**TASK DESCRIPTION**: Word for word, retype every entry in the listing.

**MATERIAL**:
★ ★ ★ ★ ★

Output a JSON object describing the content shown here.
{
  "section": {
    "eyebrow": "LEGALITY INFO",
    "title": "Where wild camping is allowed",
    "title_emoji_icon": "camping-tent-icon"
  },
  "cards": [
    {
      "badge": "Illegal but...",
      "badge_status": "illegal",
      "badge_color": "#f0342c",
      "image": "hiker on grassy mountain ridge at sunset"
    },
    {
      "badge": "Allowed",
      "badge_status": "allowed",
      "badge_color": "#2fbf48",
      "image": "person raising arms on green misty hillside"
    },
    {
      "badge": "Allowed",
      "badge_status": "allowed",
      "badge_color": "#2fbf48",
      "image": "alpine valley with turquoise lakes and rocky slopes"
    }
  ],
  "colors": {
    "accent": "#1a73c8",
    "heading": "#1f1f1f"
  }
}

★ ★ ★ ★ ★

**RESULT BELOW**:
Output a JSON object describing the content shown here.
{
  "section": {
    "eyebrow": "LEGALITY INFO",
    "title": "Where wild camping is allowed",
    "title_emoji_icon": "camping-tent-icon"
  },
  "cards": [
    {
      "badge": "Illegal but...",
      "badge_status": "illegal",
      "badge_color": "#f0342c",
      "image": "hiker on grassy mountain ridge at sunset"
    },
    {
      "badge": "Allowed",
      "badge_status": "allowed",
      "badge_color": "#2fbf48",
      "image": "person raising arms on green misty hillside"
    },
    {
      "badge": "Allowed",
      "badge_status": "allowed",
      "badge_color": "#2fbf48",
      "image": "alpine valley with turquoise lakes and rocky slopes"
    }
  ],
  "colors": {
    "accent": "#1a73c8",
    "heading": "#1f1f1f"
  }
}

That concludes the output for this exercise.